▸ **THE EXERCISE**:
Reproduce the records below in full and without edits, omitting images.

▸ **SUPPLIED DATA**:

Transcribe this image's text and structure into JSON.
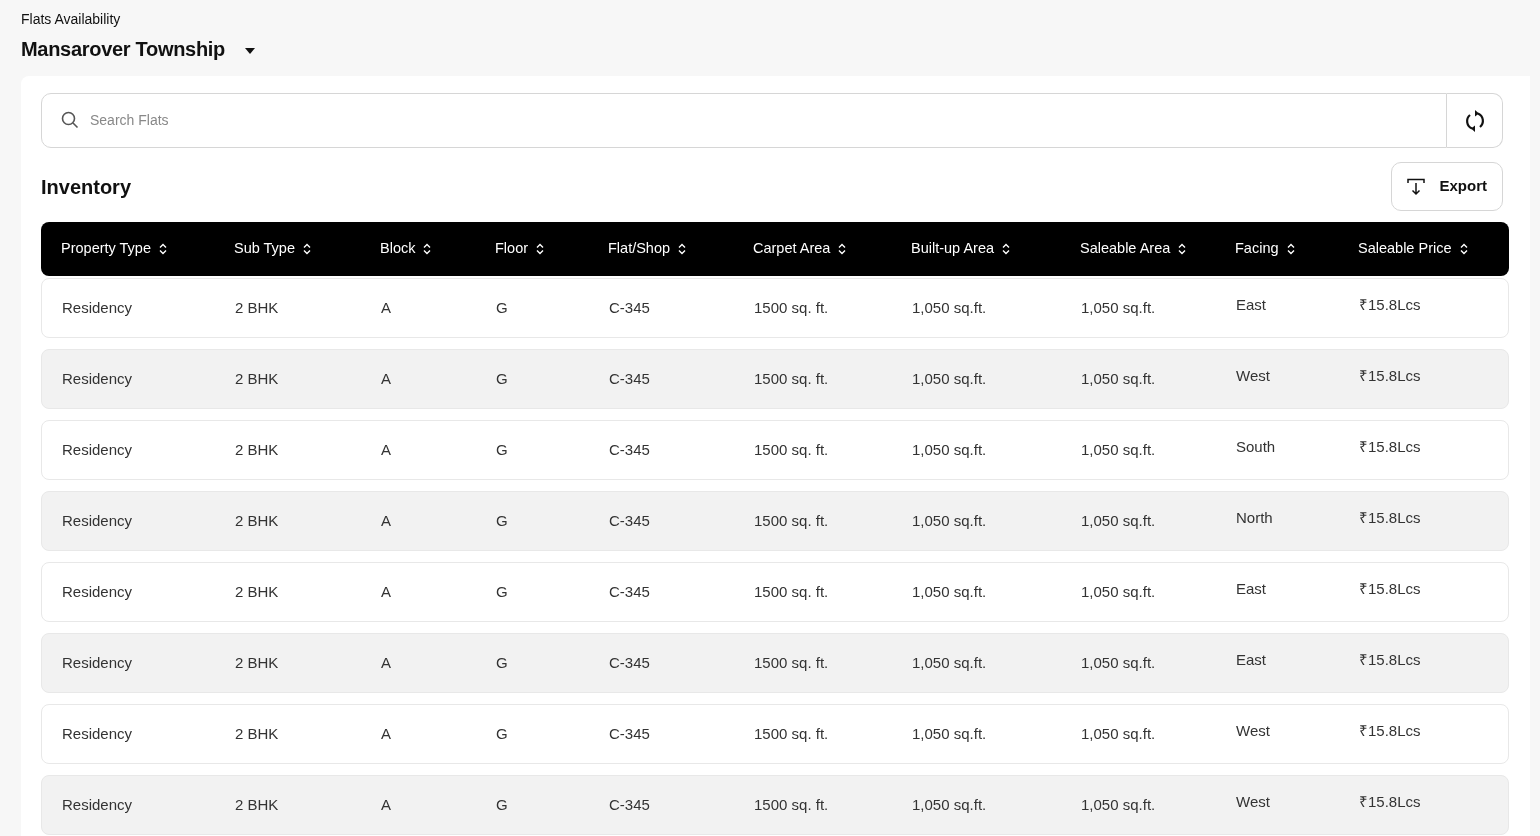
{
  "header": {
    "subtitle": "Flats Availability",
    "project": "Mansarover Township"
  },
  "search": {
    "placeholder": "Search Flats"
  },
  "section_title": "Inventory",
  "export_button": "Export",
  "table": {
    "columns": [
      "Property Type",
      "Sub Type",
      "Block",
      "Floor",
      "Flat/Shop",
      "Carpet Area",
      "Built-up Area",
      "Saleable Area",
      "Facing",
      "Saleable Price"
    ],
    "rows": [
      [
        "Residency",
        "2 BHK",
        "A",
        "G",
        "C-345",
        "1500 sq. ft.",
        "1,050 sq.ft.",
        "1,050 sq.ft.",
        "East",
        "₹15.8Lcs"
      ],
      [
        "Residency",
        "2 BHK",
        "A",
        "G",
        "C-345",
        "1500 sq. ft.",
        "1,050 sq.ft.",
        "1,050 sq.ft.",
        "West",
        "₹15.8Lcs"
      ],
      [
        "Residency",
        "2 BHK",
        "A",
        "G",
        "C-345",
        "1500 sq. ft.",
        "1,050 sq.ft.",
        "1,050 sq.ft.",
        "South",
        "₹15.8Lcs"
      ],
      [
        "Residency",
        "2 BHK",
        "A",
        "G",
        "C-345",
        "1500 sq. ft.",
        "1,050 sq.ft.",
        "1,050 sq.ft.",
        "North",
        "₹15.8Lcs"
      ],
      [
        "Residency",
        "2 BHK",
        "A",
        "G",
        "C-345",
        "1500 sq. ft.",
        "1,050 sq.ft.",
        "1,050 sq.ft.",
        "East",
        "₹15.8Lcs"
      ],
      [
        "Residency",
        "2 BHK",
        "A",
        "G",
        "C-345",
        "1500 sq. ft.",
        "1,050 sq.ft.",
        "1,050 sq.ft.",
        "East",
        "₹15.8Lcs"
      ],
      [
        "Residency",
        "2 BHK",
        "A",
        "G",
        "C-345",
        "1500 sq. ft.",
        "1,050 sq.ft.",
        "1,050 sq.ft.",
        "West",
        "₹15.8Lcs"
      ],
      [
        "Residency",
        "2 BHK",
        "A",
        "G",
        "C-345",
        "1500 sq. ft.",
        "1,050 sq.ft.",
        "1,050 sq.ft.",
        "West",
        "₹15.8Lcs"
      ]
    ]
  }
}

▸ **FINISHED ANSWER**:
Transcribe this image's text and structure into JSON.
{
  "header": {
    "subtitle": "Flats Availability",
    "project": "Mansarover Township"
  },
  "search": {
    "placeholder": "Search Flats"
  },
  "section_title": "Inventory",
  "export_button": "Export",
  "table": {
    "columns": [
      "Property Type",
      "Sub Type",
      "Block",
      "Floor",
      "Flat/Shop",
      "Carpet Area",
      "Built-up Area",
      "Saleable Area",
      "Facing",
      "Saleable Price"
    ],
    "rows": [
      [
        "Residency",
        "2 BHK",
        "A",
        "G",
        "C-345",
        "1500 sq. ft.",
        "1,050 sq.ft.",
        "1,050 sq.ft.",
        "East",
        "₹15.8Lcs"
      ],
      [
        "Residency",
        "2 BHK",
        "A",
        "G",
        "C-345",
        "1500 sq. ft.",
        "1,050 sq.ft.",
        "1,050 sq.ft.",
        "West",
        "₹15.8Lcs"
      ],
      [
        "Residency",
        "2 BHK",
        "A",
        "G",
        "C-345",
        "1500 sq. ft.",
        "1,050 sq.ft.",
        "1,050 sq.ft.",
        "South",
        "₹15.8Lcs"
      ],
      [
        "Residency",
        "2 BHK",
        "A",
        "G",
        "C-345",
        "1500 sq. ft.",
        "1,050 sq.ft.",
        "1,050 sq.ft.",
        "North",
        "₹15.8Lcs"
      ],
      [
        "Residency",
        "2 BHK",
        "A",
        "G",
        "C-345",
        "1500 sq. ft.",
        "1,050 sq.ft.",
        "1,050 sq.ft.",
        "East",
        "₹15.8Lcs"
      ],
      [
        "Residency",
        "2 BHK",
        "A",
        "G",
        "C-345",
        "1500 sq. ft.",
        "1,050 sq.ft.",
        "1,050 sq.ft.",
        "East",
        "₹15.8Lcs"
      ],
      [
        "Residency",
        "2 BHK",
        "A",
        "G",
        "C-345",
        "1500 sq. ft.",
        "1,050 sq.ft.",
        "1,050 sq.ft.",
        "West",
        "₹15.8Lcs"
      ],
      [
        "Residency",
        "2 BHK",
        "A",
        "G",
        "C-345",
        "1500 sq. ft.",
        "1,050 sq.ft.",
        "1,050 sq.ft.",
        "West",
        "₹15.8Lcs"
      ]
    ]
  }
}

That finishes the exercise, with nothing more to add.